Report each line of the material below that contains the string "district", treating uppercase and lowercase letters as different.

— Begin —

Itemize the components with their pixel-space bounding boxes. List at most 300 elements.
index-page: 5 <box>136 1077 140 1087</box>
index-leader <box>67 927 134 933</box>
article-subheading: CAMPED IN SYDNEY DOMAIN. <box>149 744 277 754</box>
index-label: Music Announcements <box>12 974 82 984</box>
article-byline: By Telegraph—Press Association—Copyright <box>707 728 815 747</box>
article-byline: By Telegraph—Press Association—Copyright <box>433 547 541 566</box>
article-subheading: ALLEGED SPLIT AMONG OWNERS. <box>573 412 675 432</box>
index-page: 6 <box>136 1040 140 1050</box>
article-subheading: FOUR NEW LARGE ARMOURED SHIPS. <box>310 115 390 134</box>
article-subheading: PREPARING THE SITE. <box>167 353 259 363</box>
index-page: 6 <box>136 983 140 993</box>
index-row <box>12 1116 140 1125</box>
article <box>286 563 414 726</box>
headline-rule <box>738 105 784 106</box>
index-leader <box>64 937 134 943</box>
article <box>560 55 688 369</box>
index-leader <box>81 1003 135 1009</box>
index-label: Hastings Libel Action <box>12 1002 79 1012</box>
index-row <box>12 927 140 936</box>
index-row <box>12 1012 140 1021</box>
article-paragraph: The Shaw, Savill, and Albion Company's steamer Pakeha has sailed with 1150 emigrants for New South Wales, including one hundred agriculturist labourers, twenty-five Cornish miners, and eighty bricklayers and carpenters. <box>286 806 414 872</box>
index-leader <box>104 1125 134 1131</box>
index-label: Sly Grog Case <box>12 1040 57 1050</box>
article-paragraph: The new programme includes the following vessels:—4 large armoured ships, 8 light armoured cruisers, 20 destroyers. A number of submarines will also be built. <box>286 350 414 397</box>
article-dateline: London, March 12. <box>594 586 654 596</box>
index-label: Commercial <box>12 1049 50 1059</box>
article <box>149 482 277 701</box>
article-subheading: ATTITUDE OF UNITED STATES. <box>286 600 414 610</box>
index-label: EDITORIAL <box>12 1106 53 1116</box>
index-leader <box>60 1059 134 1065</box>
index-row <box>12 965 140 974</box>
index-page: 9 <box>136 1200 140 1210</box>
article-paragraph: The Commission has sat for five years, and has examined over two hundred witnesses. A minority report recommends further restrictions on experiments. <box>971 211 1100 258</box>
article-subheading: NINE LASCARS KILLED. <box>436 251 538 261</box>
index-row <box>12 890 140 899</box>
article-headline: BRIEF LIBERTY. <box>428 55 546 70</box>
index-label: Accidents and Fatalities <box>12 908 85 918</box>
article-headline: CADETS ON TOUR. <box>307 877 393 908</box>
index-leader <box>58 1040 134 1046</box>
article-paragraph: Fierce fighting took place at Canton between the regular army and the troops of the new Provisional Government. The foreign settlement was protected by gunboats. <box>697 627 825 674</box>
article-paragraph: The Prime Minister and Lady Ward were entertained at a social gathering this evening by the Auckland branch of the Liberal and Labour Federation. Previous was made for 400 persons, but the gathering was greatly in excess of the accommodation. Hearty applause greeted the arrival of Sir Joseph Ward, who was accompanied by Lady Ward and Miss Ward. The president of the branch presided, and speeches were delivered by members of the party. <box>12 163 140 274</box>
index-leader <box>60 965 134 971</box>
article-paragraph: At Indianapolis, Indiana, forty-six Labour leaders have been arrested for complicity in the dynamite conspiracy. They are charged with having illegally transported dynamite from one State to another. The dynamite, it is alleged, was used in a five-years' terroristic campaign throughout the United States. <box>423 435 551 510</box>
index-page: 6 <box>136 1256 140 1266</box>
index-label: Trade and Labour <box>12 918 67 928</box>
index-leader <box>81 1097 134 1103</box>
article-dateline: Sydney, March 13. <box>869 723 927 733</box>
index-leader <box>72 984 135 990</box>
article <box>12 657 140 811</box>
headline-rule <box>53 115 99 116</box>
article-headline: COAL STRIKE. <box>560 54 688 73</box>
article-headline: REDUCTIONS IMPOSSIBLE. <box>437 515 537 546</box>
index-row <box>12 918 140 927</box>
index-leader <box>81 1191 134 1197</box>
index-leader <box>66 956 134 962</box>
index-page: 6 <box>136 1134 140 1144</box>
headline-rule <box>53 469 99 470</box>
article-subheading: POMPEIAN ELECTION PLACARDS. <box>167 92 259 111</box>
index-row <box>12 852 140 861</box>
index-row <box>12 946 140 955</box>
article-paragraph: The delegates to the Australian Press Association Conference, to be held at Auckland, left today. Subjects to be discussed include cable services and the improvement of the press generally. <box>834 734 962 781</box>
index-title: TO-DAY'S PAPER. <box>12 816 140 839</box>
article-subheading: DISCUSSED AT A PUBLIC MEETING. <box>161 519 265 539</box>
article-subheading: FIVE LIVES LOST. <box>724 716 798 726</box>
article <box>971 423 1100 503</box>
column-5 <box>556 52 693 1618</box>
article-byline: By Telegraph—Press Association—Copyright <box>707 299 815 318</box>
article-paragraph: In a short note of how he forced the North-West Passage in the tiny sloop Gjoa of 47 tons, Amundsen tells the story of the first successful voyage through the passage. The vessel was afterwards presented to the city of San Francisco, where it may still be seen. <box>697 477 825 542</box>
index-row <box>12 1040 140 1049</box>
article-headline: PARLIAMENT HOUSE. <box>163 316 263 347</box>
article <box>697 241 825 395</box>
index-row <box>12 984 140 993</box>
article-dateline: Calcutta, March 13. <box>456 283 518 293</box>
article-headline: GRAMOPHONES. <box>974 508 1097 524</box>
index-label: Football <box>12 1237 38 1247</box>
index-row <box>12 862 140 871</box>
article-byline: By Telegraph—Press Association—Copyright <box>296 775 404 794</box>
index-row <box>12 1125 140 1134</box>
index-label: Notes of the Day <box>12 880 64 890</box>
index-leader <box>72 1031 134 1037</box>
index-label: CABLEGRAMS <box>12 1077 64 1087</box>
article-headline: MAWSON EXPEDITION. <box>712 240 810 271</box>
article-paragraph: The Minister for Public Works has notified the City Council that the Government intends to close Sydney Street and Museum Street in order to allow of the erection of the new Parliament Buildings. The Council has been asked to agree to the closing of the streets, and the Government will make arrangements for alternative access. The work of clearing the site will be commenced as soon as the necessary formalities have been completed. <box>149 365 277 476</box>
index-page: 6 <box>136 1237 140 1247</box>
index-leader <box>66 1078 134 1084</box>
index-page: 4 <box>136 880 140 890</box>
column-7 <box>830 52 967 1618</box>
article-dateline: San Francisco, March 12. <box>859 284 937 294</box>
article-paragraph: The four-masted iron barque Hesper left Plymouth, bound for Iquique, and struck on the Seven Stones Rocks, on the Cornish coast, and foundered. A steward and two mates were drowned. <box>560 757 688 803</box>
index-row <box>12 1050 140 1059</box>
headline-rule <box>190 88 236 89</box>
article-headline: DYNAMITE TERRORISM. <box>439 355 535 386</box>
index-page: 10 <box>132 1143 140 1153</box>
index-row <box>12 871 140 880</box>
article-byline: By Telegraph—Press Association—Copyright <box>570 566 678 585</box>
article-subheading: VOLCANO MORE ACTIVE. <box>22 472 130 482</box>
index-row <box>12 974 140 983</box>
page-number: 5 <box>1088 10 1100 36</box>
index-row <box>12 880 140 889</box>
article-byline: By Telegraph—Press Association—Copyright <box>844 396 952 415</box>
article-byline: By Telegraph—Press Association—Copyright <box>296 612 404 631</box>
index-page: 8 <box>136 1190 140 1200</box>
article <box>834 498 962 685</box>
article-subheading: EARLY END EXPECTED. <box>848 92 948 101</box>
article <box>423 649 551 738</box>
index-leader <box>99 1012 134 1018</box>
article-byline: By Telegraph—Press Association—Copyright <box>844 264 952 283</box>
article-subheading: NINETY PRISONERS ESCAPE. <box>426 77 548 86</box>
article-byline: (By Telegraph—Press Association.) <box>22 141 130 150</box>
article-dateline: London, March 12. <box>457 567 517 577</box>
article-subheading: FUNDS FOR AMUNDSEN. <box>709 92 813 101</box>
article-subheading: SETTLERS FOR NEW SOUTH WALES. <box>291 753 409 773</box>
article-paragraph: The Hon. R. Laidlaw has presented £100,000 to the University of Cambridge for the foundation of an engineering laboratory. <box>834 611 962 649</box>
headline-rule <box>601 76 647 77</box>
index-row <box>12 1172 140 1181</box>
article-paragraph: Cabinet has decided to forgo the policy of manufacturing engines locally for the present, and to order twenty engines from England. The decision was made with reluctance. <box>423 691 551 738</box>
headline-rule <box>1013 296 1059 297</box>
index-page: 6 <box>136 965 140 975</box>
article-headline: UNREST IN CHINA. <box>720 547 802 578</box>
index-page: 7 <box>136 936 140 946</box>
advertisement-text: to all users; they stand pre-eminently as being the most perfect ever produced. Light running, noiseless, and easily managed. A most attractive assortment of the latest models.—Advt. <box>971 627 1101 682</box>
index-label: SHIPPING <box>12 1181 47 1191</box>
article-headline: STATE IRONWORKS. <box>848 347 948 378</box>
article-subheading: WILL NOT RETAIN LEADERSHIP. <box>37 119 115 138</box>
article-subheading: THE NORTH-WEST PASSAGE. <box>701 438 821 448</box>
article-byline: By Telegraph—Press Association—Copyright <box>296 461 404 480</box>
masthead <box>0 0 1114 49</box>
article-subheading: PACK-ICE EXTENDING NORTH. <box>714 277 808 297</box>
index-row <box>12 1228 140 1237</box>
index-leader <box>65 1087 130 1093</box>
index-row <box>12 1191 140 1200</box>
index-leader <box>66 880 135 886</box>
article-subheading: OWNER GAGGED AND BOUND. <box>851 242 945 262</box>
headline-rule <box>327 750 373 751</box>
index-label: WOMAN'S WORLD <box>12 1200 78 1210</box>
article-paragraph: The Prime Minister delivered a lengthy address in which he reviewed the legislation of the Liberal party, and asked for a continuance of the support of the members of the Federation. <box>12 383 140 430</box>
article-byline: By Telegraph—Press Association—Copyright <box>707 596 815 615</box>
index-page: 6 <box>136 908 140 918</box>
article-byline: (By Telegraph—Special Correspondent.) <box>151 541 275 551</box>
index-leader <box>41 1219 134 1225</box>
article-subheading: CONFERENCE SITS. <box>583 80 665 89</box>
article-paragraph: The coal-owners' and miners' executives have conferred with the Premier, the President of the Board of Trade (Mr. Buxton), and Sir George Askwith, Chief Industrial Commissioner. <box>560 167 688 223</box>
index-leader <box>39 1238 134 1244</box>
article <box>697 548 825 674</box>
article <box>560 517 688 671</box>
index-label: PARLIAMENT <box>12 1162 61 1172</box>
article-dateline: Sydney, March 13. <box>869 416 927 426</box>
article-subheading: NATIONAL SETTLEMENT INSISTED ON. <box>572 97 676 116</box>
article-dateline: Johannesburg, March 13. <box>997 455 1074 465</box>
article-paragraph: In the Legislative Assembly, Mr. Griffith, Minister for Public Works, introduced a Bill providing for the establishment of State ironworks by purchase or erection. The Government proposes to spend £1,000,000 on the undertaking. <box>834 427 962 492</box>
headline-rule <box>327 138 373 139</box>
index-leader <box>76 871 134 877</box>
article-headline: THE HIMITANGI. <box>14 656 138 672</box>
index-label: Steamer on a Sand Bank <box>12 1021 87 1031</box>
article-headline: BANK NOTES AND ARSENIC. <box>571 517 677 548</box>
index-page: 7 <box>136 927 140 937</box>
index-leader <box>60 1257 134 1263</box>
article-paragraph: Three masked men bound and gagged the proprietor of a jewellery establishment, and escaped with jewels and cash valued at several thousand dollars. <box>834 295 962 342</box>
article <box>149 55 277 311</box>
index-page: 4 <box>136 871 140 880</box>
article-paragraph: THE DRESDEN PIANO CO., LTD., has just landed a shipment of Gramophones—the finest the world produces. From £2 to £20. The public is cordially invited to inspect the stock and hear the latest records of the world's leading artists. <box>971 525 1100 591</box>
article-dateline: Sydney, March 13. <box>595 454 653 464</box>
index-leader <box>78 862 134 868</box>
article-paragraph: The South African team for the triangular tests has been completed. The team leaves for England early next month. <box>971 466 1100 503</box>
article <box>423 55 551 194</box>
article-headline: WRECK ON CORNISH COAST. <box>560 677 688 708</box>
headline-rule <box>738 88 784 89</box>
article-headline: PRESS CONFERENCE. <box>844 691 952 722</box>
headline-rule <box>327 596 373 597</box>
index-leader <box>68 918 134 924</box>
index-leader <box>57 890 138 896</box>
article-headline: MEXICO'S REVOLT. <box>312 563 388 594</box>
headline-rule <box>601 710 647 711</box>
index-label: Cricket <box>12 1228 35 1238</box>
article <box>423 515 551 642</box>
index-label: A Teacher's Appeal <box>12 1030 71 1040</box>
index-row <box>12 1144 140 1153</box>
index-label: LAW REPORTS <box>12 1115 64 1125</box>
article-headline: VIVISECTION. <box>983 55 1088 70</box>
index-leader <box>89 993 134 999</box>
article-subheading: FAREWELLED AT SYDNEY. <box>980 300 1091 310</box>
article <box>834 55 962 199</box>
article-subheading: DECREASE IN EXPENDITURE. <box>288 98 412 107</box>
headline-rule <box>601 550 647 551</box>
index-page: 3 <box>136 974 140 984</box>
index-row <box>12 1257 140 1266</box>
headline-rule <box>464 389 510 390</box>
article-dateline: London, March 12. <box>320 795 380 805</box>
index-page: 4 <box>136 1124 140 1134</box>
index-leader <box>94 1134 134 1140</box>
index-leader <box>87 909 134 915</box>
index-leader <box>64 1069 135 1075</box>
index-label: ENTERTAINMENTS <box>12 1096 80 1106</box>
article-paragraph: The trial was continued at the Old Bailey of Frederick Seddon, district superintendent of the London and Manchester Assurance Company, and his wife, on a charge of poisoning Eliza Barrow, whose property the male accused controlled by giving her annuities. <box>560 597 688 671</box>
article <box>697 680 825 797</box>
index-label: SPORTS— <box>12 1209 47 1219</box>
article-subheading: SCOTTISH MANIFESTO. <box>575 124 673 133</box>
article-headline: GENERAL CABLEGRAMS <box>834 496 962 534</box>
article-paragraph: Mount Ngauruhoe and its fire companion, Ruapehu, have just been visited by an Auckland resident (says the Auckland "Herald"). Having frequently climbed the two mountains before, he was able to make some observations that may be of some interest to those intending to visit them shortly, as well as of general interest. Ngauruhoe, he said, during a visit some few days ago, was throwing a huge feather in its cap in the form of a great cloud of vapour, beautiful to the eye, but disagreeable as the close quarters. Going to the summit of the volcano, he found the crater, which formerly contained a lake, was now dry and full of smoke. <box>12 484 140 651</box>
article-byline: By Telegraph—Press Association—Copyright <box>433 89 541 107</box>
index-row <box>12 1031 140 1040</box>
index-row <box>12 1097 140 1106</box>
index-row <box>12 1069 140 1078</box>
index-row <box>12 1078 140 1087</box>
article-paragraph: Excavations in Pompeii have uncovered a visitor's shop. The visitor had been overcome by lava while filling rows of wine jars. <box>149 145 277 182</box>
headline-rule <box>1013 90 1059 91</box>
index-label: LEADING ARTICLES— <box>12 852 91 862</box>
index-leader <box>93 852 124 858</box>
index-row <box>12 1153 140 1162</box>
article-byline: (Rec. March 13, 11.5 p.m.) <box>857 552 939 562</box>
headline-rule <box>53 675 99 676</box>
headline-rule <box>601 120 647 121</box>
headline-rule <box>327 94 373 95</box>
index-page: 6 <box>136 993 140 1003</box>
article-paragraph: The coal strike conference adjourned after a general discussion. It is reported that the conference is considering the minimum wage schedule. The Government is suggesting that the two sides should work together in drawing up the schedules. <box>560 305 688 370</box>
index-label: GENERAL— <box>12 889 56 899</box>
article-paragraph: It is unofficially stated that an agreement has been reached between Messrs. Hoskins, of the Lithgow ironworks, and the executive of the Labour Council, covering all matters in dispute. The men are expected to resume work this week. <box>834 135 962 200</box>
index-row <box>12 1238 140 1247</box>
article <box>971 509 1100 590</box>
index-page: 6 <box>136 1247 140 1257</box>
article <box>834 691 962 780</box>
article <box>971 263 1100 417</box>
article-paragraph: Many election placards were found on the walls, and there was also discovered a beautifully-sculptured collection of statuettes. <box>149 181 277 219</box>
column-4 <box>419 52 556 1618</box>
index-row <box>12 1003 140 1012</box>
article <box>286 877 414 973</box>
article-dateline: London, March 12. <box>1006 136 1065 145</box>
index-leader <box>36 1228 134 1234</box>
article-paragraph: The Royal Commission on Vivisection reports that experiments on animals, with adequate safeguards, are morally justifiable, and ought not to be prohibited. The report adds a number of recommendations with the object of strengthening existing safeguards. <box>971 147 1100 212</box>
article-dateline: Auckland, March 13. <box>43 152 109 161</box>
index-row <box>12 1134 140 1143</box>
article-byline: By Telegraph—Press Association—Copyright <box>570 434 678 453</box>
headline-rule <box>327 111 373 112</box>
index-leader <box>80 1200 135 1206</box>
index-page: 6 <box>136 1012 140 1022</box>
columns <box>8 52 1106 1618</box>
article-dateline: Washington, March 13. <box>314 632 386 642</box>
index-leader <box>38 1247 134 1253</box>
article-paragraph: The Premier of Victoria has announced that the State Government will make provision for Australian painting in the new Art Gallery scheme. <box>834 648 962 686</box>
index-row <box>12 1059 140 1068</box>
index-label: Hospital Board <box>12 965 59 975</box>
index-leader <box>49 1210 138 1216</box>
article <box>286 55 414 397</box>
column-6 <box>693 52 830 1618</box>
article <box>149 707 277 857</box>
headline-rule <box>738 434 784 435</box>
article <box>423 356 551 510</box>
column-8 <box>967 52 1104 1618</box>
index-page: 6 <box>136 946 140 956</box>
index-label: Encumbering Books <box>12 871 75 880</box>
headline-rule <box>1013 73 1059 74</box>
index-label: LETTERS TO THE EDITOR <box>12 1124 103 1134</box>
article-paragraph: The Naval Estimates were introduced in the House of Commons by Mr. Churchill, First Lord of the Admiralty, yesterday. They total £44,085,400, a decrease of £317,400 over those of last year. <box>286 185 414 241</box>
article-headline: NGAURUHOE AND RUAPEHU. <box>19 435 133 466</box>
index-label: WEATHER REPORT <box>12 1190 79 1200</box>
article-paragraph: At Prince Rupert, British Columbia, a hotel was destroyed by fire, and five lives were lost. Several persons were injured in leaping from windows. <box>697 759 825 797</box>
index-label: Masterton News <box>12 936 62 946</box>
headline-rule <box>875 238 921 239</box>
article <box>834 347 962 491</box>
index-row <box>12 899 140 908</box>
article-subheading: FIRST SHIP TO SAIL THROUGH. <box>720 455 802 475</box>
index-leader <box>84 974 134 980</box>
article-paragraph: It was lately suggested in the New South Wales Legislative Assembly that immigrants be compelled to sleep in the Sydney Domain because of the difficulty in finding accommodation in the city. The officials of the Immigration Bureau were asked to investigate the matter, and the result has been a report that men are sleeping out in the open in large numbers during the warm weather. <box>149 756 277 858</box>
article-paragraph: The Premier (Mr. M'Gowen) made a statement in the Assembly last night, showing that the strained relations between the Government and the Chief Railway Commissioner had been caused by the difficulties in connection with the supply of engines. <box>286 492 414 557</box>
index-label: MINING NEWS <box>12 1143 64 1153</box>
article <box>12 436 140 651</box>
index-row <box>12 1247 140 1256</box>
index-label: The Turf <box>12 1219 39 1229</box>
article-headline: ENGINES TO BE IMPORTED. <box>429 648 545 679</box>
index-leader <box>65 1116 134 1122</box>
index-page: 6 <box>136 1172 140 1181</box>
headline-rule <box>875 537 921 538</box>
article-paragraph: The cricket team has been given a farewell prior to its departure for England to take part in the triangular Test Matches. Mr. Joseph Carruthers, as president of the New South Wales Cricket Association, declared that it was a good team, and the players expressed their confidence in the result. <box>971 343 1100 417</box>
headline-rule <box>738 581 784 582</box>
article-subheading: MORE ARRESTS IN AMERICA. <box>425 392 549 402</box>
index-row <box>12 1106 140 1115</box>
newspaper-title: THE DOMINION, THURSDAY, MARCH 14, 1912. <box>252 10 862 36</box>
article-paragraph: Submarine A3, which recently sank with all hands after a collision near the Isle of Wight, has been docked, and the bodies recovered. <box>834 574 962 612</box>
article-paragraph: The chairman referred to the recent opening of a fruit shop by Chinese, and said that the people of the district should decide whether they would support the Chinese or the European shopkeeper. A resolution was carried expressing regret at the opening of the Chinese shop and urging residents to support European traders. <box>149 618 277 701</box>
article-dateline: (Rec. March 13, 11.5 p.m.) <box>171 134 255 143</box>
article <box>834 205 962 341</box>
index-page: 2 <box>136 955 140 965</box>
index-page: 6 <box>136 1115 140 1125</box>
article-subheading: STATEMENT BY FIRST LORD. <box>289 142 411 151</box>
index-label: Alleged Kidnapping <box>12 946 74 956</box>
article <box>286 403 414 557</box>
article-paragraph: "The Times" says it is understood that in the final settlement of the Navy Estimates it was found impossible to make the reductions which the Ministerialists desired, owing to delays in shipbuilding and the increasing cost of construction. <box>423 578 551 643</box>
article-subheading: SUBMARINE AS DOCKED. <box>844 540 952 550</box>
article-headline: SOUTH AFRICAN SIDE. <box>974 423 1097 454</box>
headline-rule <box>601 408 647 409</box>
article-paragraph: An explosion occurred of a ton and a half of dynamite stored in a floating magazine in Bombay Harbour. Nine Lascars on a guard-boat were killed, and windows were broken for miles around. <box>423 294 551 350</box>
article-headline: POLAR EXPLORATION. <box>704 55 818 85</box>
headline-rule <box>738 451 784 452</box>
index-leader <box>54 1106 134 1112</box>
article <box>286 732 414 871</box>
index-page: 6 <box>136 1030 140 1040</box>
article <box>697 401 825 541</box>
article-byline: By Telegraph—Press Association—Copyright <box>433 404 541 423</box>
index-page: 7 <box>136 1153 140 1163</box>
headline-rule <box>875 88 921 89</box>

— End —

### FINAL RESULT
article-paragraph: The trial was continued at the Old Bailey of Frederick Seddon, district superintendent of the London and Manchester Assurance Company, and his wife, on a charge of poisoning Eliza Barrow, whose property the male accused controlled by giving her annuities. <box>560 597 688 671</box>
article-paragraph: The chairman referred to the recent opening of a fruit shop by Chinese, and said that the people of the district should decide whether they would support the Chinese or the European shopkeeper. A resolution was carried expressing regret at the opening of the Chinese shop and urging residents to support European traders. <box>149 618 277 701</box>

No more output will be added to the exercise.